## [PROBLEM DESCRIPTION]
Using the listing below, extract each line that has the word "strategies" in it.

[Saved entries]
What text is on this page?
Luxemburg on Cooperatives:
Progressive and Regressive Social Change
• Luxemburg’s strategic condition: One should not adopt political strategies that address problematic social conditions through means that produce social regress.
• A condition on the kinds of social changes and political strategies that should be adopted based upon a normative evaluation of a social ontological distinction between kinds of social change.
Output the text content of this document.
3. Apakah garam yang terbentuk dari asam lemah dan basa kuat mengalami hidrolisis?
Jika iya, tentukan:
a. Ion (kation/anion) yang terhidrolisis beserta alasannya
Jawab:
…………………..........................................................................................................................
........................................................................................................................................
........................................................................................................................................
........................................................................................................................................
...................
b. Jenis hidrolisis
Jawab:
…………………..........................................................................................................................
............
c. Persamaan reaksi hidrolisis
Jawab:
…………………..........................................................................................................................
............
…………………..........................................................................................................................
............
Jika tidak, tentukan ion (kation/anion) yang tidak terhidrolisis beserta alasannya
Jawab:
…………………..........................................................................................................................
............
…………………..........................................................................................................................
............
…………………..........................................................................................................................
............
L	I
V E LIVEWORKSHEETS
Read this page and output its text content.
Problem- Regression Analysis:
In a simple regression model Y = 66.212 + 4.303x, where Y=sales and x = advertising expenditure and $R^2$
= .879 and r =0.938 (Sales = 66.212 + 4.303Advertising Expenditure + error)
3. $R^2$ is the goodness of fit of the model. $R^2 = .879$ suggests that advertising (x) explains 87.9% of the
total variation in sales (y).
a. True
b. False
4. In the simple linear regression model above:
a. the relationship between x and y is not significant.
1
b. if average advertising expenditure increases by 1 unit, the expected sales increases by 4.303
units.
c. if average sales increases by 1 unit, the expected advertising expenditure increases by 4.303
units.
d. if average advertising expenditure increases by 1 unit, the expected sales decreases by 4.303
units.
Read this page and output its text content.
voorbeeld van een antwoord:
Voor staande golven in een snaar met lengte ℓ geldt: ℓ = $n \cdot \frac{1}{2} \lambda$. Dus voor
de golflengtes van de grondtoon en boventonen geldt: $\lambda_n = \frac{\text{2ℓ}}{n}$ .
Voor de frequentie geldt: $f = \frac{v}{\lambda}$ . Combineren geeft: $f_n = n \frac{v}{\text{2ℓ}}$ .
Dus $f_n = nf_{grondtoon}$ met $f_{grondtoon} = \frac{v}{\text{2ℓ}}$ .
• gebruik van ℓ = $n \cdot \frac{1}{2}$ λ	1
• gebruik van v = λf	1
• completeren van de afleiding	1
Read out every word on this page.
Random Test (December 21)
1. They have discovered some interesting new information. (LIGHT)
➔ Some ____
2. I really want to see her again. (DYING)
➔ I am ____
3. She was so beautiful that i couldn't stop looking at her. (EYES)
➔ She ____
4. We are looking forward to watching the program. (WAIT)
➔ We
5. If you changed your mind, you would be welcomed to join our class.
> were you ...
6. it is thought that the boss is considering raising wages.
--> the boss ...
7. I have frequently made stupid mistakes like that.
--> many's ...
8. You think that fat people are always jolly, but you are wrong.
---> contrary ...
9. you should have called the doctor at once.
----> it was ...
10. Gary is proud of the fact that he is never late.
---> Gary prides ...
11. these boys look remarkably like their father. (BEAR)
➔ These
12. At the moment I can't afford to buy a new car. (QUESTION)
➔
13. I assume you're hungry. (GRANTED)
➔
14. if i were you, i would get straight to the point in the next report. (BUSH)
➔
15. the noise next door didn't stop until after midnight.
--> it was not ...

## [WRITTEN RESPONSE]
• Luxemburg’s strategic condition: One should not adopt political strategies that address problematic social conditions through means that produce social regress.
• A condition on the kinds of social changes and political strategies that should be adopted based upon a normative evaluation of a social ontological distinction between kinds of social change.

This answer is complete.